EXERCISE GOAL: Pick out each line of the listing that contains the string "period", treating uppercase and lowercase as distinct.

WORKING DATA:
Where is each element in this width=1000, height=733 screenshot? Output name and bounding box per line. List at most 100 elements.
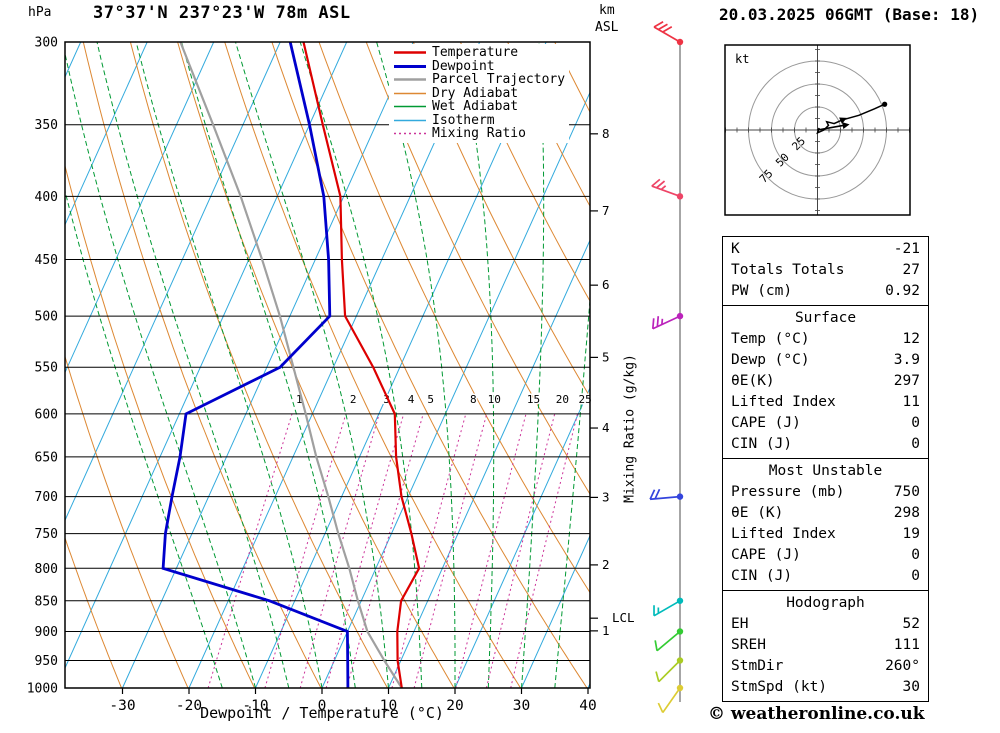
mixing-ratio-line-sample <box>394 133 426 135</box>
stat-value: 19 <box>902 526 920 542</box>
stat-row: StmSpd (kt) 30 <box>731 677 920 698</box>
svg-text:700: 700 <box>35 490 58 505</box>
wet-adiabat-line-sample <box>394 106 426 108</box>
stat-label: Pressure (mb) <box>731 484 845 500</box>
svg-text:15: 15 <box>527 393 540 406</box>
stat-row: EH 52 <box>731 614 920 635</box>
run-date-title: 20.03.2025 06GMT (Base: 18) <box>719 5 980 24</box>
svg-text:1: 1 <box>602 623 610 638</box>
svg-text:0: 0 <box>318 698 327 714</box>
mixing-ratio-axis-label: Mixing Ratio (g/kg) <box>622 354 638 503</box>
credit-text: © weatheronline.co.uk <box>708 704 925 724</box>
stat-row: CIN (J) 0 <box>731 566 920 587</box>
legend-label: Mixing Ratio <box>432 126 526 142</box>
pressure-unit-label: hPa <box>28 5 52 20</box>
stat-row: Lifted Index 19 <box>731 524 920 545</box>
svg-text:30: 30 <box>513 698 530 714</box>
stat-label: Totals Totals <box>731 262 845 278</box>
stat-value: 0 <box>911 436 920 452</box>
legend-label: Wet Adiabat <box>432 99 519 115</box>
wind-barb-column <box>649 21 684 714</box>
legend-item-mixing-ratio: Mixing Ratio <box>393 126 569 142</box>
indices-section: K -21 Totals Totals 27 PW (cm) 0.92 <box>723 237 928 306</box>
stat-label: StmSpd (kt) <box>731 679 828 695</box>
svg-text:600: 600 <box>35 407 58 422</box>
stat-label: CAPE (J) <box>731 547 801 563</box>
isotherm-line-sample <box>394 119 426 121</box>
stat-value: 297 <box>893 373 920 389</box>
svg-text:400: 400 <box>35 190 58 205</box>
stat-value: 298 <box>893 505 920 521</box>
legend-item-wet-adiabat: Wet Adiabat <box>393 99 569 115</box>
svg-text:20: 20 <box>556 393 569 406</box>
parcel-trajectory-curve <box>179 42 403 688</box>
stat-row: SREH 111 <box>731 635 920 656</box>
stat-label: K <box>731 241 740 257</box>
svg-text:-20: -20 <box>176 698 202 714</box>
legend-item-isotherm: Isotherm <box>393 113 569 128</box>
legend-label: Dry Adiabat <box>432 85 519 101</box>
section-title: Surface <box>794 310 857 326</box>
section-title: Hodograph <box>786 595 865 611</box>
svg-text:2: 2 <box>350 393 357 406</box>
stat-value: 260° <box>885 658 920 674</box>
plot-border <box>64 41 591 689</box>
axis-tick-labels: 3003504004505005506006507007508008509009… <box>27 36 597 715</box>
svg-text:500: 500 <box>35 310 58 325</box>
stat-label: CIN (J) <box>731 436 793 452</box>
hodograph-border <box>724 44 911 216</box>
svg-text:850: 850 <box>35 594 58 609</box>
stat-label: θE (K) <box>731 505 784 521</box>
svg-text:900: 900 <box>35 625 58 640</box>
temperature-axis-label: Dewpoint / Temperature (°C) <box>200 704 444 722</box>
stat-row: CAPE (J) 0 <box>731 413 920 434</box>
stat-row: Totals Totals 27 <box>731 260 920 281</box>
stat-value: 52 <box>902 616 920 632</box>
svg-text:LCL: LCL <box>612 610 635 625</box>
isobar-lines <box>65 41 590 689</box>
stat-row: Dewp (°C) 3.9 <box>731 350 920 371</box>
svg-text:3: 3 <box>383 393 390 406</box>
stat-label: Temp (°C) <box>731 331 810 347</box>
svg-text:-10: -10 <box>242 698 268 714</box>
svg-text:4: 4 <box>602 420 610 435</box>
svg-text:7: 7 <box>602 203 610 218</box>
surface-section: Surface Temp (°C) 12 Dewp (°C) 3.9 θE(K) 29… <box>723 306 928 459</box>
svg-text:25: 25 <box>789 135 808 154</box>
stat-value: -21 <box>893 241 920 257</box>
legend-item-dewpoint: Dewpoint <box>393 59 569 74</box>
stat-label: CAPE (J) <box>731 415 801 431</box>
legend-item-dry-adiabat: Dry Adiabat <box>393 85 569 101</box>
asl-axis-unit: ASL <box>595 20 619 35</box>
hodograph-section: Hodograph EH 52 SREH 111 StmDir 260° StmSpd… <box>723 591 928 701</box>
stat-label: PW (cm) <box>731 283 793 299</box>
stat-row: Pressure (mb) 750 <box>731 482 920 503</box>
stat-label: EH <box>731 616 749 632</box>
stat-value: 0 <box>911 568 920 584</box>
svg-text:450: 450 <box>35 253 58 268</box>
svg-text:8: 8 <box>470 393 477 406</box>
svg-text:3: 3 <box>602 489 610 504</box>
stat-label: Lifted Index <box>731 526 836 542</box>
svg-text:5: 5 <box>602 349 610 364</box>
legend-label: Parcel Trajectory <box>432 72 566 88</box>
svg-text:25: 25 <box>579 393 592 406</box>
stat-label: CIN (J) <box>731 568 793 584</box>
legend-item-parcel-trajectory: Parcel Trajectory <box>393 72 569 88</box>
stat-label: SREH <box>731 637 766 653</box>
mixing-ratio-labels: 1 2 3 4 5 8 10 15 20 25 <box>294 392 593 408</box>
svg-text:1000: 1000 <box>27 682 58 697</box>
svg-text:1: 1 <box>296 393 303 406</box>
stat-value: 27 <box>902 262 920 278</box>
parcel-trajectory-line-sample <box>394 78 426 81</box>
dry-adiabat-line-sample <box>394 92 426 94</box>
stat-value: 11 <box>902 394 920 410</box>
stat-label: θE(K) <box>731 373 775 389</box>
svg-text:550: 550 <box>35 361 58 376</box>
stat-value: 30 <box>902 679 920 695</box>
svg-text:10: 10 <box>380 698 397 714</box>
svg-text:2: 2 <box>602 557 610 572</box>
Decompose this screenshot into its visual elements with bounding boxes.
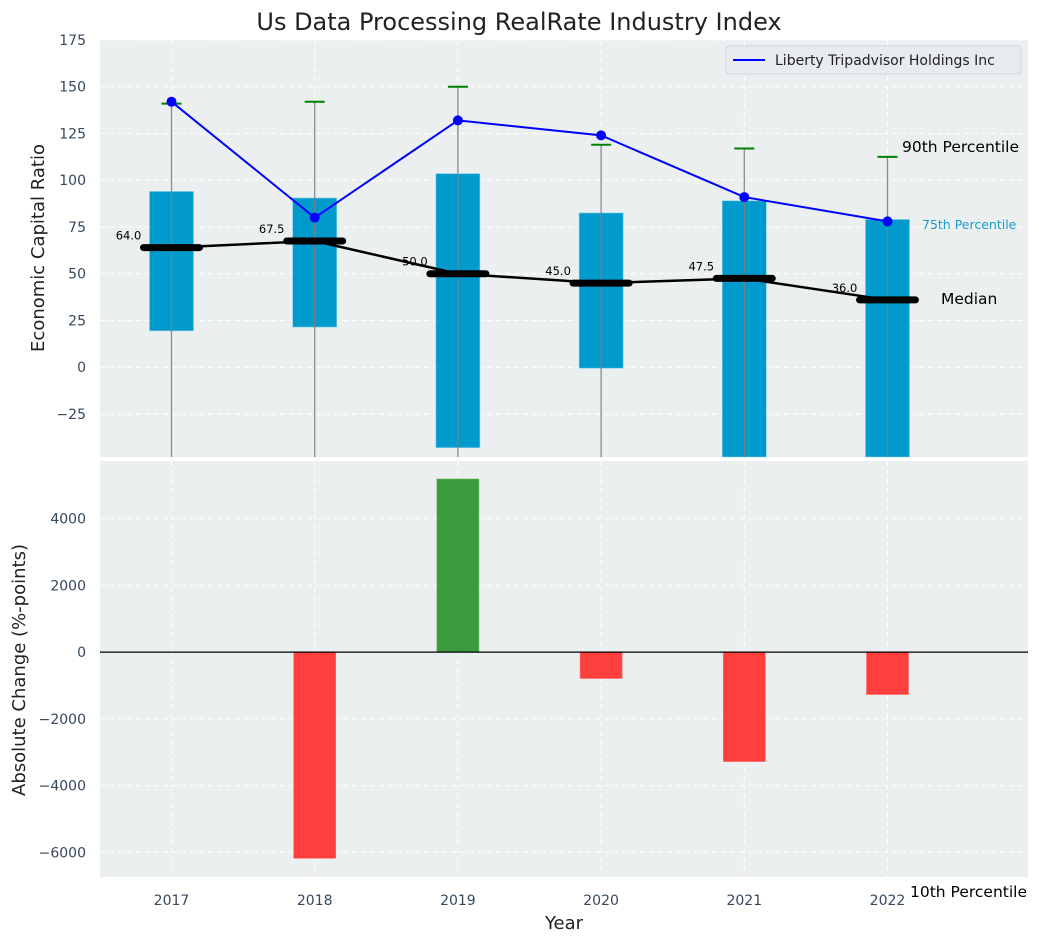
- top-y-tick-label: 175: [59, 33, 86, 49]
- bottom-y-tick-label: −6000: [39, 845, 86, 861]
- company-point-2021: [739, 192, 750, 203]
- chart-title: Us Data Processing RealRate Industry Ind…: [256, 8, 781, 36]
- top-y-tick-label: 0: [77, 360, 86, 376]
- x-tick-label-2021: 2021: [726, 893, 762, 909]
- x-tick-label-2022: 2022: [870, 893, 906, 909]
- top-y-tick-label: 25: [68, 313, 86, 329]
- change-bar-2019: [436, 478, 480, 653]
- annotation-median: Median: [941, 290, 997, 308]
- top-y-tick-label: 100: [59, 173, 86, 189]
- bottom-y-tick-label: −4000: [39, 779, 86, 795]
- median-label-2021: 47.5: [688, 259, 714, 273]
- legend-entry-company: Liberty Tripadvisor Holdings Inc: [775, 53, 995, 69]
- median-label-2018: 67.5: [259, 222, 285, 236]
- top-y-axis-label: Economic Capital Ratio: [28, 144, 49, 352]
- median-label-2017: 64.0: [116, 229, 142, 243]
- x-tick-label-2020: 2020: [583, 893, 619, 909]
- x-tick-label-2018: 2018: [297, 893, 333, 909]
- annotation-10th-percentile: 10th Percentile: [910, 883, 1027, 901]
- bottom-marks: [100, 478, 1028, 859]
- top-y-tick-label: 50: [68, 267, 86, 283]
- annotation-75th-percentile: 75th Percentile: [922, 217, 1017, 232]
- bottom-y-ticks: −6000 −4000 −2000 0 2000 4000: [39, 512, 86, 862]
- top-marks: 64.0 67.5 50.0 45.0 47.5 36.0: [116, 85, 919, 458]
- top-y-tick-label: 75: [68, 220, 86, 236]
- change-bar-2022: [866, 651, 909, 695]
- bottom-y-tick-label: 0: [77, 645, 86, 661]
- company-point-2020: [596, 130, 607, 141]
- x-tick-label-2019: 2019: [440, 893, 476, 909]
- x-axis-label: Year: [544, 913, 584, 934]
- change-bar-2018: [293, 651, 337, 859]
- median-label-2020: 45.0: [545, 264, 571, 278]
- bottom-y-axis-label: Absolute Change (%-points): [9, 544, 30, 796]
- top-y-tick-label: −25: [56, 407, 86, 423]
- change-bar-2021: [722, 651, 766, 762]
- legend-box: [725, 45, 1022, 75]
- median-label-2019: 50.0: [402, 255, 428, 269]
- top-y-tick-label: 150: [59, 80, 86, 96]
- top-panel: −25 0 25 50 75 100 125 150 175 64.0 67.5 50.0 45.0 4…: [28, 33, 1028, 458]
- company-point-2019: [452, 115, 463, 126]
- annotation-90th-percentile: 90th Percentile: [902, 138, 1019, 156]
- top-y-tick-label: 125: [59, 126, 86, 142]
- bottom-y-tick-label: −2000: [39, 712, 86, 728]
- x-tick-label-2017: 2017: [154, 893, 190, 909]
- bottom-y-tick-label: 4000: [50, 512, 86, 528]
- median-label-2022: 36.0: [832, 281, 858, 295]
- company-point-2018: [309, 212, 320, 223]
- x-ticks: 2017 2018 2019 2020 2021 2022: [154, 893, 906, 909]
- company-line: [170, 100, 888, 223]
- legend: Liberty Tripadvisor Holdings Inc: [725, 45, 1022, 75]
- change-bar-2020: [579, 651, 623, 679]
- company-point-2022: [882, 216, 893, 227]
- top-y-ticks: −25 0 25 50 75 100 125 150 175: [56, 33, 86, 423]
- bottom-y-tick-label: 2000: [50, 578, 86, 594]
- bottom-panel: −6000 −4000 −2000 0 2000 4000 2017 2018 2019 202…: [9, 461, 1028, 934]
- company-point-2017: [166, 96, 177, 107]
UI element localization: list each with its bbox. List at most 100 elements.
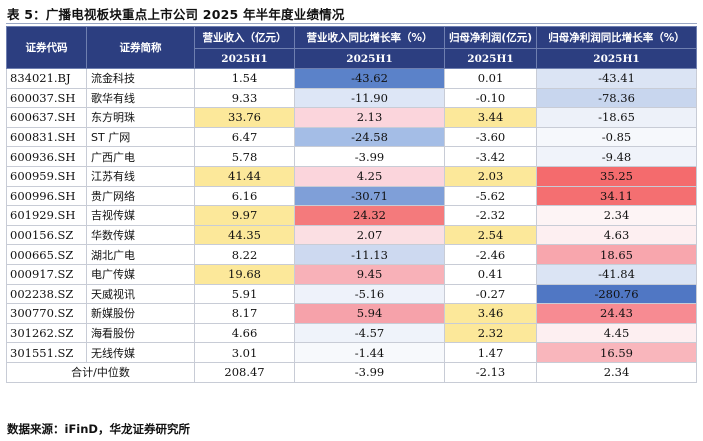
- security-code: 600637.SH: [6, 107, 87, 128]
- security-code: 301551.SZ: [6, 342, 87, 363]
- revenue-yoy-cell: -30.71: [294, 185, 445, 207]
- period-label: 2025H1: [194, 48, 295, 69]
- security-code: 600831.SH: [6, 126, 87, 148]
- revenue-yoy-cell: -11.90: [294, 87, 445, 109]
- revenue-cell: 41.44: [194, 165, 295, 187]
- security-code: 834021.BJ: [6, 68, 87, 89]
- profit-yoy-cell: -0.85: [536, 126, 697, 148]
- revenue-cell: 9.97: [194, 205, 295, 226]
- profit-cell: 3.46: [444, 303, 537, 324]
- profit-cell: 2.54: [444, 224, 537, 246]
- table-row: 834021.BJ 流金科技 1.54 -43.62 0.01 -43.41: [6, 68, 697, 89]
- table-row: 600959.SH 江苏有线 41.44 4.25 2.03 35.25: [6, 165, 697, 187]
- table-row: 301262.SZ 海看股份 4.66 -4.57 2.32 4.45: [6, 322, 697, 344]
- table-row: 300770.SZ 新媒股份 8.17 5.94 3.46 24.43: [6, 303, 697, 324]
- source-note: 数据来源：iFinD，华龙证券研究所: [7, 422, 190, 436]
- revenue-cell: 5.91: [194, 283, 295, 305]
- revenue-yoy-cell: 9.45: [294, 263, 445, 285]
- security-name: 吉视传媒: [86, 205, 195, 226]
- revenue-cell: 6.47: [194, 126, 295, 148]
- profit-cell: 1.47: [444, 342, 537, 363]
- revenue-yoy-cell: 2.07: [294, 224, 445, 246]
- revenue-yoy-cell: 2.13: [294, 107, 445, 128]
- security-name: 海看股份: [86, 322, 195, 344]
- col-header-name: 证券简称: [86, 26, 195, 69]
- profit-yoy-cell: 4.63: [536, 224, 697, 246]
- total-revenue: 208.47: [194, 361, 295, 383]
- profit-yoy-cell: 18.65: [536, 244, 697, 265]
- col-header-revenue: 营业收入（亿元）: [194, 26, 295, 49]
- profit-yoy-cell: -43.41: [536, 68, 697, 89]
- profit-cell: -0.10: [444, 87, 537, 109]
- revenue-yoy-cell: 24.32: [294, 205, 445, 226]
- security-code: 000156.SZ: [6, 224, 87, 246]
- revenue-cell: 8.22: [194, 244, 295, 265]
- revenue-cell: 5.78: [194, 146, 295, 167]
- table-row: 601929.SH 吉视传媒 9.97 24.32 -2.32 2.34: [6, 205, 697, 226]
- profit-yoy-cell: 16.59: [536, 342, 697, 363]
- revenue-cell: 33.76: [194, 107, 295, 128]
- period-label: 2025H1: [536, 48, 697, 69]
- security-name: 贵广网络: [86, 185, 195, 207]
- profit-cell: -2.32: [444, 205, 537, 226]
- table-row: 000665.SZ 湖北广电 8.22 -11.13 -2.46 18.65: [6, 244, 697, 265]
- profit-yoy-cell: -78.36: [536, 87, 697, 109]
- security-name: 华数传媒: [86, 224, 195, 246]
- profit-yoy-cell: -9.48: [536, 146, 697, 167]
- revenue-cell: 6.16: [194, 185, 295, 207]
- security-code: 600996.SH: [6, 185, 87, 207]
- revenue-cell: 4.66: [194, 322, 295, 344]
- profit-yoy-cell: -18.65: [536, 107, 697, 128]
- period-label: 2025H1: [294, 48, 445, 69]
- revenue-yoy-cell: -11.13: [294, 244, 445, 265]
- security-name: ST 广网: [86, 126, 195, 148]
- security-name: 天威视讯: [86, 283, 195, 305]
- security-code: 000917.SZ: [6, 263, 87, 285]
- profit-cell: 0.01: [444, 68, 537, 89]
- earnings-table: 证券代码 证券简称 营业收入（亿元） 营业收入同比增长率（%） 归母净利润(亿元…: [6, 26, 697, 383]
- security-name: 新媒股份: [86, 303, 195, 324]
- security-name: 江苏有线: [86, 165, 195, 187]
- col-header-revenue-yoy: 营业收入同比增长率（%）: [294, 26, 445, 49]
- security-name: 东方明珠: [86, 107, 195, 128]
- profit-yoy-cell: -41.84: [536, 263, 697, 285]
- profit-yoy-cell: 4.45: [536, 322, 697, 344]
- profit-cell: 3.44: [444, 107, 537, 128]
- profit-cell: 2.03: [444, 165, 537, 187]
- security-code: 600959.SH: [6, 165, 87, 187]
- security-code: 002238.SZ: [6, 283, 87, 305]
- total-label: 合计/中位数: [6, 361, 195, 383]
- revenue-cell: 19.68: [194, 263, 295, 285]
- total-revenue-yoy: -3.99: [294, 361, 445, 383]
- profit-yoy-cell: -280.76: [536, 283, 697, 305]
- security-name: 湖北广电: [86, 244, 195, 265]
- table-title: 表 5：广播电视板块重点上市公司 2025 年半年度业绩情况: [7, 7, 345, 22]
- title-divider: [6, 23, 697, 24]
- revenue-yoy-cell: -3.99: [294, 146, 445, 167]
- period-row: 2025H1 2025H1 2025H1 2025H1: [7, 48, 697, 69]
- security-name: 广西广电: [86, 146, 195, 167]
- security-code: 301262.SZ: [6, 322, 87, 344]
- table-row: 002238.SZ 天威视讯 5.91 -5.16 -0.27 -280.76: [6, 283, 697, 305]
- table-body: 834021.BJ 流金科技 1.54 -43.62 0.01 -43.41 600037.…: [6, 68, 697, 383]
- revenue-yoy-cell: -1.44: [294, 342, 445, 363]
- profit-cell: -2.46: [444, 244, 537, 265]
- revenue-yoy-cell: -5.16: [294, 283, 445, 305]
- security-name: 无线传媒: [86, 342, 195, 363]
- revenue-cell: 9.33: [194, 87, 295, 109]
- profit-cell: 2.32: [444, 322, 537, 344]
- total-row: 合计/中位数 208.47 -3.99 -2.13 2.34: [6, 361, 697, 383]
- security-code: 600037.SH: [6, 87, 87, 109]
- header-row: 证券代码 证券简称 营业收入（亿元） 营业收入同比增长率（%） 归母净利润(亿元…: [6, 26, 697, 69]
- table-row: 600037.SH 歌华有线 9.33 -11.90 -0.10 -78.36: [6, 87, 697, 109]
- revenue-cell: 3.01: [194, 342, 295, 363]
- profit-yoy-cell: 34.11: [536, 185, 697, 207]
- profit-cell: -3.60: [444, 126, 537, 148]
- table-row: 600831.SH ST 广网 6.47 -24.58 -3.60 -0.85: [6, 126, 697, 148]
- col-header-profit: 归母净利润(亿元): [444, 26, 537, 49]
- profit-yoy-cell: 35.25: [536, 165, 697, 187]
- security-code: 000665.SZ: [6, 244, 87, 265]
- profit-yoy-cell: 24.43: [536, 303, 697, 324]
- profit-cell: -3.42: [444, 146, 537, 167]
- security-name: 歌华有线: [86, 87, 195, 109]
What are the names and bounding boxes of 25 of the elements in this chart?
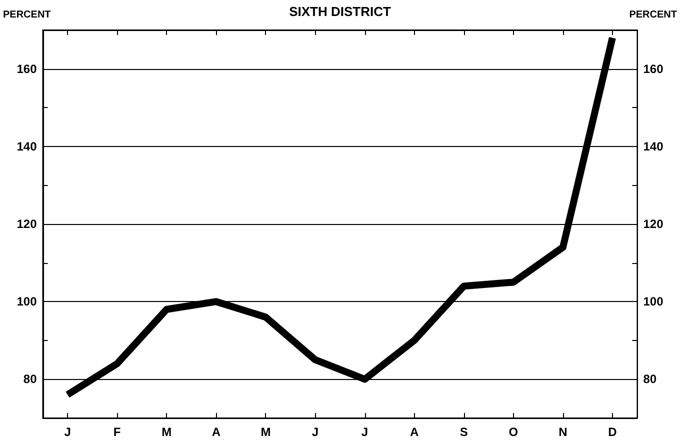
x-tick-label: J: [361, 425, 368, 439]
chart-title: SIXTH DISTRICT: [289, 4, 391, 19]
x-tick-label: A: [212, 425, 221, 439]
y-tick-label: 100: [16, 294, 38, 309]
y2-tick-label: 120: [643, 217, 664, 231]
y-tick-label: 140: [16, 139, 38, 154]
y2-tick-label: 80: [643, 372, 657, 386]
x-tick-label: N: [558, 425, 568, 439]
y2-tick-label: 100: [643, 294, 664, 309]
x-tick-label: M: [260, 425, 271, 439]
y-tick-label: 120: [16, 217, 38, 231]
x-tick-label: S: [460, 425, 468, 439]
y-tick-label: 80: [23, 372, 38, 386]
y2-axis-title: PERCENT: [629, 10, 678, 20]
x-tick-label: D: [608, 425, 618, 439]
x-tick-label: M: [162, 425, 172, 439]
x-tick-label: F: [113, 425, 121, 439]
x-tick-label: O: [508, 425, 518, 439]
y-axis-title: PERCENT: [2, 10, 51, 20]
y-tick-label: 160: [16, 62, 38, 76]
x-tick-label: J: [64, 425, 71, 439]
y2-tick-label: 140: [643, 139, 664, 154]
x-tick-label: A: [410, 425, 419, 439]
x-tick-label: J: [312, 425, 319, 439]
y2-tick-label: 160: [643, 62, 664, 76]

RESPONSE TO THE TASK:
- period-label: 2025H1: [194, 48, 295, 69]
- period-label: 2025H1: [536, 48, 697, 69]
- period-label: 2025H1: [294, 48, 445, 69]
- period-row: 2025H1 2025H1 2025H1 2025H1: [7, 48, 697, 69]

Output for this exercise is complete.